* Do this
Reproduce every line of the material below, but drop the pictures.

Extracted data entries
----

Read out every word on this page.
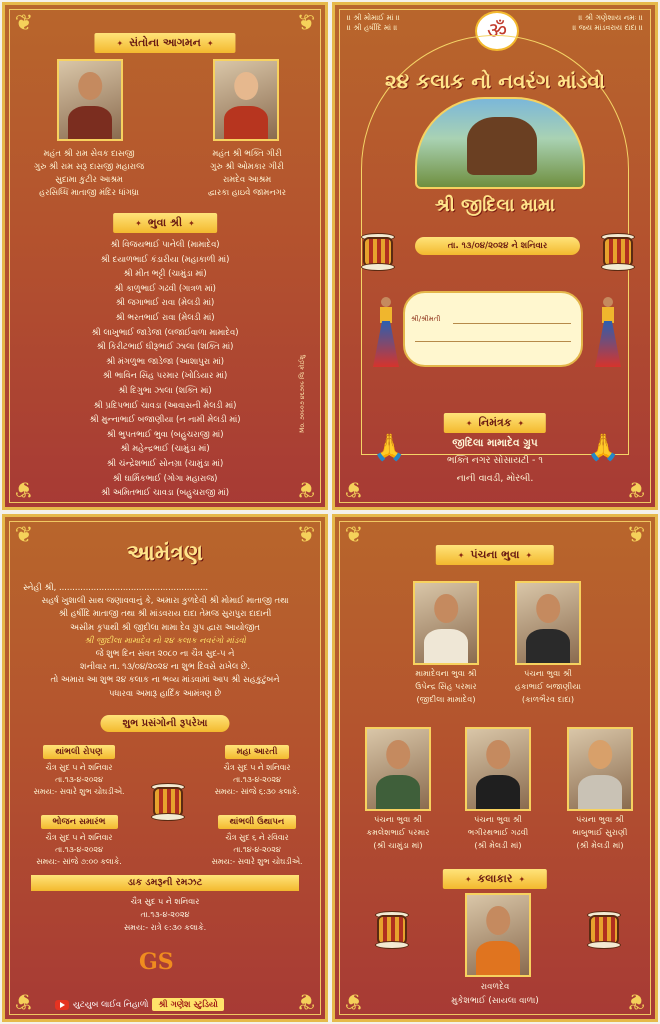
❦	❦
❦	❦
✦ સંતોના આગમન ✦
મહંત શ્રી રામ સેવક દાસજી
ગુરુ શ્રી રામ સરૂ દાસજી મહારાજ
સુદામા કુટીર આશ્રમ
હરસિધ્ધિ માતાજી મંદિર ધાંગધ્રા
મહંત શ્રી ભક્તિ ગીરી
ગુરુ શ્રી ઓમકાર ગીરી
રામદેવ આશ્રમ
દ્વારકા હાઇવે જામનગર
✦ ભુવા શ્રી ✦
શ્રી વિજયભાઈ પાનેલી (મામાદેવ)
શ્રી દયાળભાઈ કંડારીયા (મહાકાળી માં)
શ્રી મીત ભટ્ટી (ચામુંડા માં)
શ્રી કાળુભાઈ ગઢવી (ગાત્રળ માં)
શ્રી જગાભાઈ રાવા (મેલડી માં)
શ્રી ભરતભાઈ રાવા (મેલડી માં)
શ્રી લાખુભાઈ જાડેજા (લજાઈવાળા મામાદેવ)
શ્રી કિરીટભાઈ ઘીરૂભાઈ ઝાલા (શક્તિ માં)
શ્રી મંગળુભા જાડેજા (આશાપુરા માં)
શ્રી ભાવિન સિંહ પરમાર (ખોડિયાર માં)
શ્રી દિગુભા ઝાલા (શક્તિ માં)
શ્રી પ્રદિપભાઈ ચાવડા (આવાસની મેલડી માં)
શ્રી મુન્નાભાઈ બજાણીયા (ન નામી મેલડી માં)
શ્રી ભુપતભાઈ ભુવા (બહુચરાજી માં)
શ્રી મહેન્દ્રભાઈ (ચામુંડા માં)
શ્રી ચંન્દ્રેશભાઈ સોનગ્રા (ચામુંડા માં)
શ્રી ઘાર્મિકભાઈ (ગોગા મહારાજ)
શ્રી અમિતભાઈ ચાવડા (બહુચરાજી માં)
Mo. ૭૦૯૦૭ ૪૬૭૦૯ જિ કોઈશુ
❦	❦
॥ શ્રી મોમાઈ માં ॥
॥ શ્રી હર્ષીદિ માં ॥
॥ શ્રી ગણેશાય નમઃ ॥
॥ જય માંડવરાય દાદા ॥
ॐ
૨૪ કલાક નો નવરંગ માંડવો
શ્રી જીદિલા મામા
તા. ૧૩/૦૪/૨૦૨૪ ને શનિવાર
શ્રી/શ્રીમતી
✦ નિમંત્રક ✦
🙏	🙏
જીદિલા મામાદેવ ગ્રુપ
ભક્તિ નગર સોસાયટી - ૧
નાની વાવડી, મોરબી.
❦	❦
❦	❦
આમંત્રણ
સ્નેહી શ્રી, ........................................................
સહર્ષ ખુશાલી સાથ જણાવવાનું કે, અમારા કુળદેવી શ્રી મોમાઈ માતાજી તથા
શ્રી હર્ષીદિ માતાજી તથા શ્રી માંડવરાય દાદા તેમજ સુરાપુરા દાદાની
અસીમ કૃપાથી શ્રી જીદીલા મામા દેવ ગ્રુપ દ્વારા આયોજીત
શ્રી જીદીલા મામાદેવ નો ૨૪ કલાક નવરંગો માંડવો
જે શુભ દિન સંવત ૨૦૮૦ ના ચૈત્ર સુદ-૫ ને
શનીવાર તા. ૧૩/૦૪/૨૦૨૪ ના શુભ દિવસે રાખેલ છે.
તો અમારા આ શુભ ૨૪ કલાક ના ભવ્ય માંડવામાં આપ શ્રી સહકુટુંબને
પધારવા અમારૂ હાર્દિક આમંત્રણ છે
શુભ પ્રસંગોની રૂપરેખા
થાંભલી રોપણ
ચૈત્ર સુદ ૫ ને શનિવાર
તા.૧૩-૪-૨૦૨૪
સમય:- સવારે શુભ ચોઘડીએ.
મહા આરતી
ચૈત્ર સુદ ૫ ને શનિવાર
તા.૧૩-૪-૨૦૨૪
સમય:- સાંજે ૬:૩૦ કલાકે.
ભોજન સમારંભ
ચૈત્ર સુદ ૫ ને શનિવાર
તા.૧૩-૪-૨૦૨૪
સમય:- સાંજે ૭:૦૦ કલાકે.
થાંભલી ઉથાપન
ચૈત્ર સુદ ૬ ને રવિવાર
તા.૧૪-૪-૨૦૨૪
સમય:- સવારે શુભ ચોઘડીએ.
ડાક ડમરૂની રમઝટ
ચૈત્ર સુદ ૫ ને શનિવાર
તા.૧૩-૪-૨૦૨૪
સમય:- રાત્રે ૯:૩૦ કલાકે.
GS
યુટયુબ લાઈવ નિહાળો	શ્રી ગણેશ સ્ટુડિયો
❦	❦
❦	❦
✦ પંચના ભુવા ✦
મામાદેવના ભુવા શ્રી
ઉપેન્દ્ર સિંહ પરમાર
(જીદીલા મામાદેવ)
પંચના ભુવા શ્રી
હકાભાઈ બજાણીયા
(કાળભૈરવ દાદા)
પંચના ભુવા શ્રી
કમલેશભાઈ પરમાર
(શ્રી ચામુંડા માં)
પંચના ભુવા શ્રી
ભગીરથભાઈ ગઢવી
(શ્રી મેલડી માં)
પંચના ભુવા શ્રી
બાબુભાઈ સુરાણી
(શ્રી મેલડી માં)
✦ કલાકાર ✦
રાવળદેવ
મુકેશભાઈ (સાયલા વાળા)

----

* Response to the exercise
Read out every word on this page.
❦	❦
❦	❦
✦ સંતોના આગમન ✦
મહંત શ્રી રામ સેવક દાસજી
ગુરુ શ્રી રામ સરૂ દાસજી મહારાજ
સુદામા કુટીર આશ્રમ
હરસિધ્ધિ માતાજી મંદિર ધાંગધ્રા
મહંત શ્રી ભક્તિ ગીરી
ગુરુ શ્રી ઓમકાર ગીરી
રામદેવ આશ્રમ
દ્વારકા હાઇવે જામનગર
✦ ભુવા શ્રી ✦
શ્રી વિજયભાઈ પાનેલી (મામાદેવ)
શ્રી દયાળભાઈ કંડારીયા (મહાકાળી માં)
શ્રી મીત ભટ્ટી (ચામુંડા માં)
શ્રી કાળુભાઈ ગઢવી (ગાત્રળ માં)
શ્રી જગાભાઈ રાવા (મેલડી માં)
શ્રી ભરતભાઈ રાવા (મેલડી માં)
શ્રી લાખુભાઈ જાડેજા (લજાઈવાળા મામાદેવ)
શ્રી કિરીટભાઈ ઘીરૂભાઈ ઝાલા (શક્તિ માં)
શ્રી મંગળુભા જાડેજા (આશાપુરા માં)
શ્રી ભાવિન સિંહ પરમાર (ખોડિયાર માં)
શ્રી દિગુભા ઝાલા (શક્તિ માં)
શ્રી પ્રદિપભાઈ ચાવડા (આવાસની મેલડી માં)
શ્રી મુન્નાભાઈ બજાણીયા (ન નામી મેલડી માં)
શ્રી ભુપતભાઈ ભુવા (બહુચરાજી માં)
શ્રી મહેન્દ્રભાઈ (ચામુંડા માં)
શ્રી ચંન્દ્રેશભાઈ સોનગ્રા (ચામુંડા માં)
શ્રી ઘાર્મિકભાઈ (ગોગા મહારાજ)
શ્રી અમિતભાઈ ચાવડા (બહુચરાજી માં)
Mo. ૭૦૯૦૭ ૪૬૭૦૯ જિ કોઈશુ
❦	❦
॥ શ્રી મોમાઈ માં ॥
॥ શ્રી હર્ષીદિ માં ॥
॥ શ્રી ગણેશાય નમઃ ॥
॥ જય માંડવરાય દાદા ॥
ॐ
૨૪ કલાક નો નવરંગ માંડવો
શ્રી જીદિલા મામા
તા. ૧૩/૦૪/૨૦૨૪ ને શનિવાર
શ્રી/શ્રીમતી
✦ નિમંત્રક ✦
🙏	🙏
જીદિલા મામાદેવ ગ્રુપ
ભક્તિ નગર સોસાયટી - ૧
નાની વાવડી, મોરબી.
❦	❦
❦	❦
આમંત્રણ
સ્નેહી શ્રી, ........................................................
સહર્ષ ખુશાલી સાથ જણાવવાનું કે, અમારા કુળદેવી શ્રી મોમાઈ માતાજી તથા
શ્રી હર્ષીદિ માતાજી તથા શ્રી માંડવરાય દાદા તેમજ સુરાપુરા દાદાની
અસીમ કૃપાથી શ્રી જીદીલા મામા દેવ ગ્રુપ દ્વારા આયોજીત
શ્રી જીદીલા મામાદેવ નો ૨૪ કલાક નવરંગો માંડવો
જે શુભ દિન સંવત ૨૦૮૦ ના ચૈત્ર સુદ-૫ ને
શનીવાર તા. ૧૩/૦૪/૨૦૨૪ ના શુભ દિવસે રાખેલ છે.
તો અમારા આ શુભ ૨૪ કલાક ના ભવ્ય માંડવામાં આપ શ્રી સહકુટુંબને
પધારવા અમારૂ હાર્દિક આમંત્રણ છે
શુભ પ્રસંગોની રૂપરેખા
થાંભલી રોપણ
ચૈત્ર સુદ ૫ ને શનિવાર
તા.૧૩-૪-૨૦૨૪
સમય:- સવારે શુભ ચોઘડીએ.
મહા આરતી
ચૈત્ર સુદ ૫ ને શનિવાર
તા.૧૩-૪-૨૦૨૪
સમય:- સાંજે ૬:૩૦ કલાકે.
ભોજન સમારંભ
ચૈત્ર સુદ ૫ ને શનિવાર
તા.૧૩-૪-૨૦૨૪
સમય:- સાંજે ૭:૦૦ કલાકે.
થાંભલી ઉથાપન
ચૈત્ર સુદ ૬ ને રવિવાર
તા.૧૪-૪-૨૦૨૪
સમય:- સવારે શુભ ચોઘડીએ.
ડાક ડમરૂની રમઝટ
ચૈત્ર સુદ ૫ ને શનિવાર
તા.૧૩-૪-૨૦૨૪
સમય:- રાત્રે ૯:૩૦ કલાકે.
GS
યુટયુબ લાઈવ નિહાળો	શ્રી ગણેશ સ્ટુડિયો
❦	❦
❦	❦
✦ પંચના ભુવા ✦
મામાદેવના ભુવા શ્રી
ઉપેન્દ્ર સિંહ પરમાર
(જીદીલા મામાદેવ)
પંચના ભુવા શ્રી
હકાભાઈ બજાણીયા
(કાળભૈરવ દાદા)
પંચના ભુવા શ્રી
કમલેશભાઈ પરમાર
(શ્રી ચામુંડા માં)
પંચના ભુવા શ્રી
ભગીરથભાઈ ગઢવી
(શ્રી મેલડી માં)
પંચના ભુવા શ્રી
બાબુભાઈ સુરાણી
(શ્રી મેલડી માં)
✦ કલાકાર ✦
રાવળદેવ
મુકેશભાઈ (સાયલા વાળા)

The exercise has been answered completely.